■ Stated problem ■
Output solely the number of lines containing the string "eenmanszaak".

■ Extracted entries ■
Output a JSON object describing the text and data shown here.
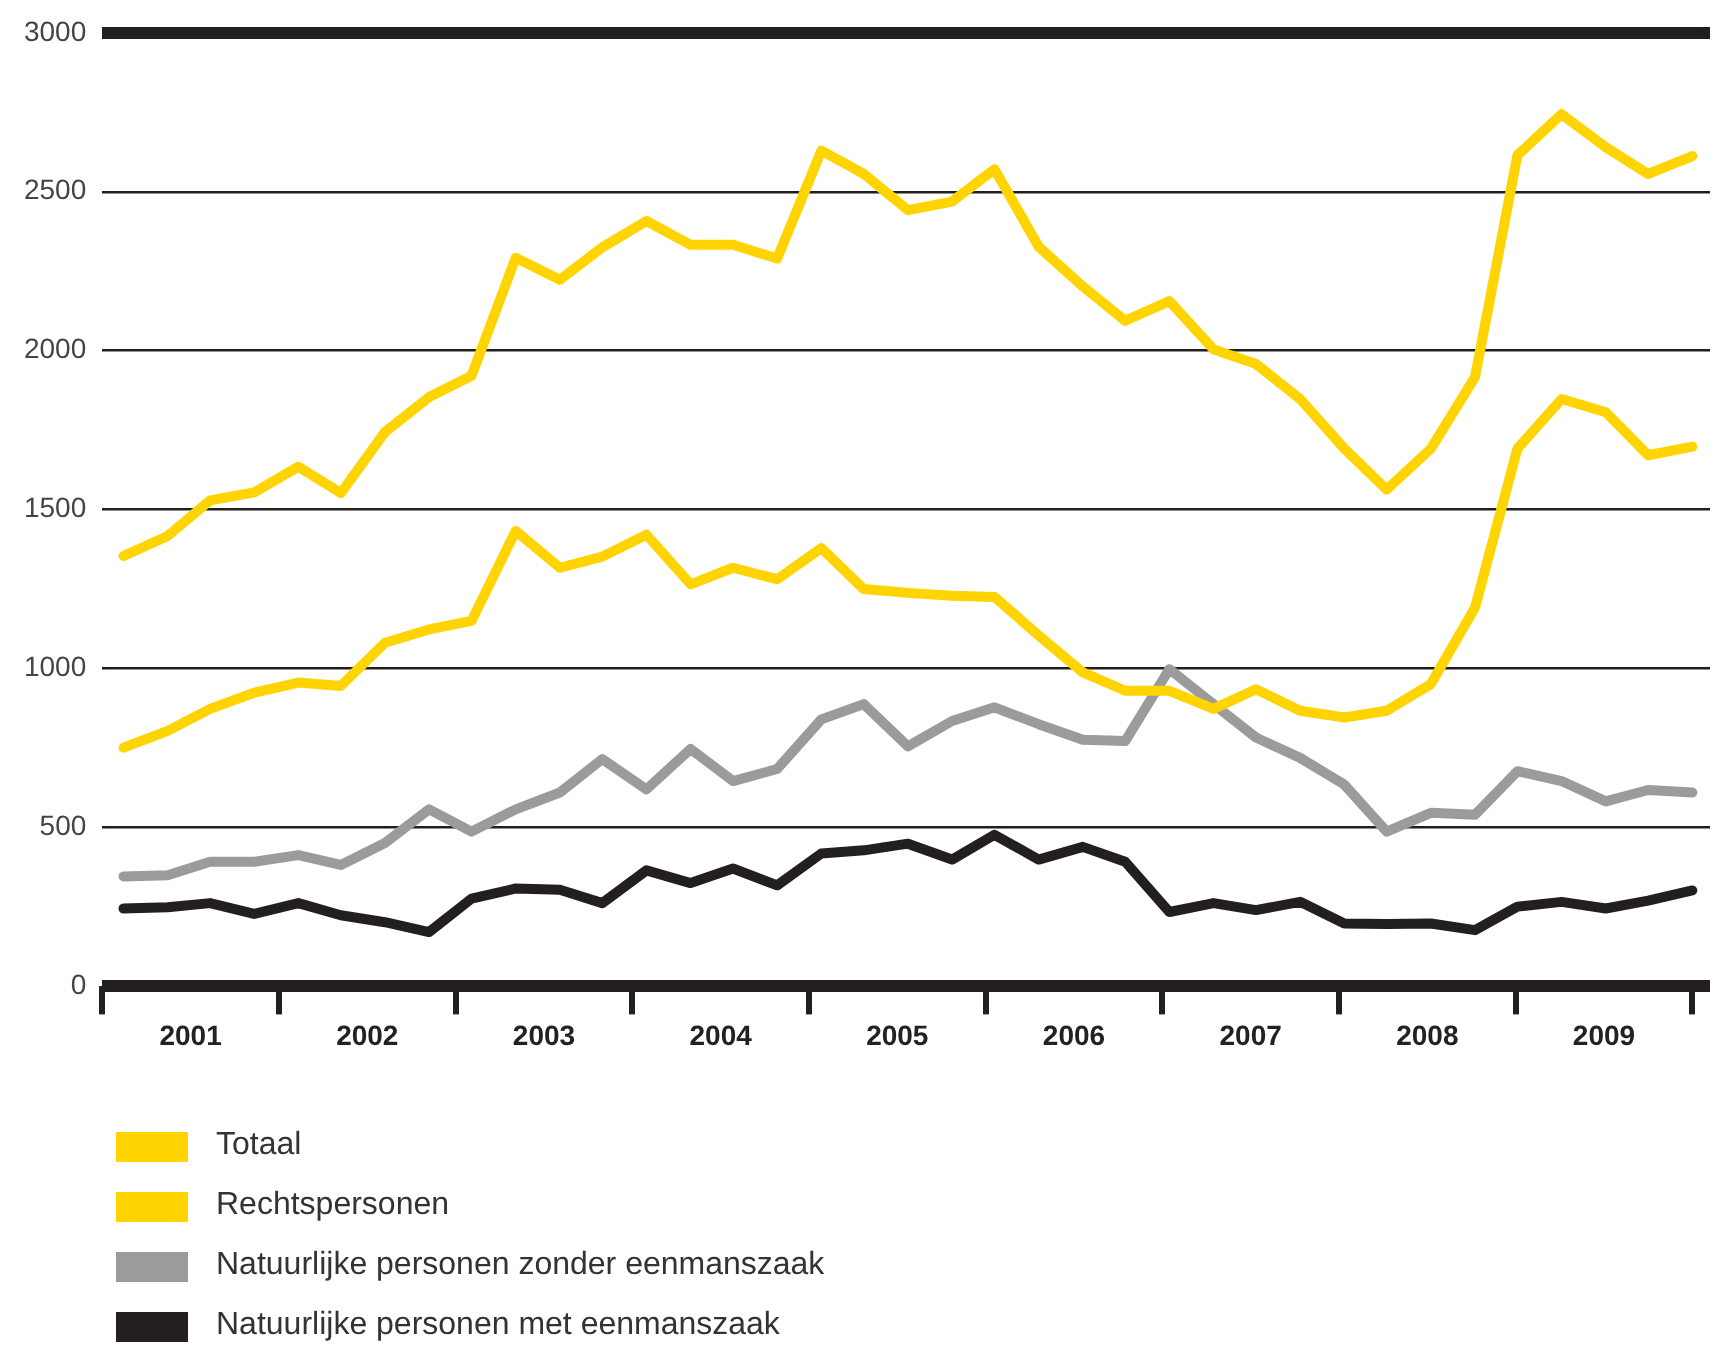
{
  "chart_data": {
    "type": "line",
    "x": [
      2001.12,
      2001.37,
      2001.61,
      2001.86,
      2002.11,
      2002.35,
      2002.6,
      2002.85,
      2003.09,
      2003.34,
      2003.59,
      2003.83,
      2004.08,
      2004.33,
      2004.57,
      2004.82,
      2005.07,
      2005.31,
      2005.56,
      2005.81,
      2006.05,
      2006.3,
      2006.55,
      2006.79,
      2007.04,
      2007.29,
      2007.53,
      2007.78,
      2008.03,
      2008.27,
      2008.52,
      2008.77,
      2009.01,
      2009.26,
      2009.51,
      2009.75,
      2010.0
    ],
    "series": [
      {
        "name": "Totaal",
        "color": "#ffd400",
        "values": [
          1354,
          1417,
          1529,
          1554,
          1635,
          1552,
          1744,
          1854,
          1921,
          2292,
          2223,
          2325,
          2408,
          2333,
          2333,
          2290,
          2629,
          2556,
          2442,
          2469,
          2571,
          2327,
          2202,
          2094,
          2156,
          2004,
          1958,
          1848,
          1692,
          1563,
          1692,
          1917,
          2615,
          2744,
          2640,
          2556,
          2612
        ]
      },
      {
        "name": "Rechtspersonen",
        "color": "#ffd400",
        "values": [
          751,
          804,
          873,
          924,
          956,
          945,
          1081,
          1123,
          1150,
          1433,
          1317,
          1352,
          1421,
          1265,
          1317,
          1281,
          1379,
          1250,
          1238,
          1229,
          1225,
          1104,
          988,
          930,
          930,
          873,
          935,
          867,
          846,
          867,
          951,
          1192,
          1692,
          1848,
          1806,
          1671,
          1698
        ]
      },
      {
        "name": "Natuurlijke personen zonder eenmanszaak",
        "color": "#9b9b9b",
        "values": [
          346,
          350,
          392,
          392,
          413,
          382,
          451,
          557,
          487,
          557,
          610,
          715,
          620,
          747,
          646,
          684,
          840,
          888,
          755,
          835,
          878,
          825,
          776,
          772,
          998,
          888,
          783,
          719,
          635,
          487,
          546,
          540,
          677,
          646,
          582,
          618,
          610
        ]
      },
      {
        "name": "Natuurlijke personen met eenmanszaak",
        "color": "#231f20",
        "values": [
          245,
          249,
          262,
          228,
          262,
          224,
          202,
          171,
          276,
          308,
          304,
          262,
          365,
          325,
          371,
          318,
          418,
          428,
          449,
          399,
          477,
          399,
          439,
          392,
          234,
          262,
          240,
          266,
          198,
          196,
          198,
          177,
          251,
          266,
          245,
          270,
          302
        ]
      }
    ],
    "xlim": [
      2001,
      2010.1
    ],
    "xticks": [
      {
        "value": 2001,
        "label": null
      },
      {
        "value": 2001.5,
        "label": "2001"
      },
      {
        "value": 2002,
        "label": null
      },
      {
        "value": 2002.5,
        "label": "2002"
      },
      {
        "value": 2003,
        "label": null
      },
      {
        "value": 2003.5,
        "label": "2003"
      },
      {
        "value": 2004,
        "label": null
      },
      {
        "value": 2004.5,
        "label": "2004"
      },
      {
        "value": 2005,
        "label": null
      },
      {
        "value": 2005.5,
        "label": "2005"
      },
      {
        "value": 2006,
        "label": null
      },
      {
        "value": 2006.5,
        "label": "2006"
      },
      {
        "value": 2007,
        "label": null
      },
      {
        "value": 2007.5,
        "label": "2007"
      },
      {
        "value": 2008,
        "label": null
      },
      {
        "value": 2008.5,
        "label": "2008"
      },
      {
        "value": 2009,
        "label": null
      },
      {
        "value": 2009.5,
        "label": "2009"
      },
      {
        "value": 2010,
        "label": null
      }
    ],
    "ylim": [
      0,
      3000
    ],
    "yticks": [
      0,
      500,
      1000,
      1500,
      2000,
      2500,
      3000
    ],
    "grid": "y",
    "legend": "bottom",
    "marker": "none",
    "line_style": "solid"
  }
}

■ Answer to this task ■
2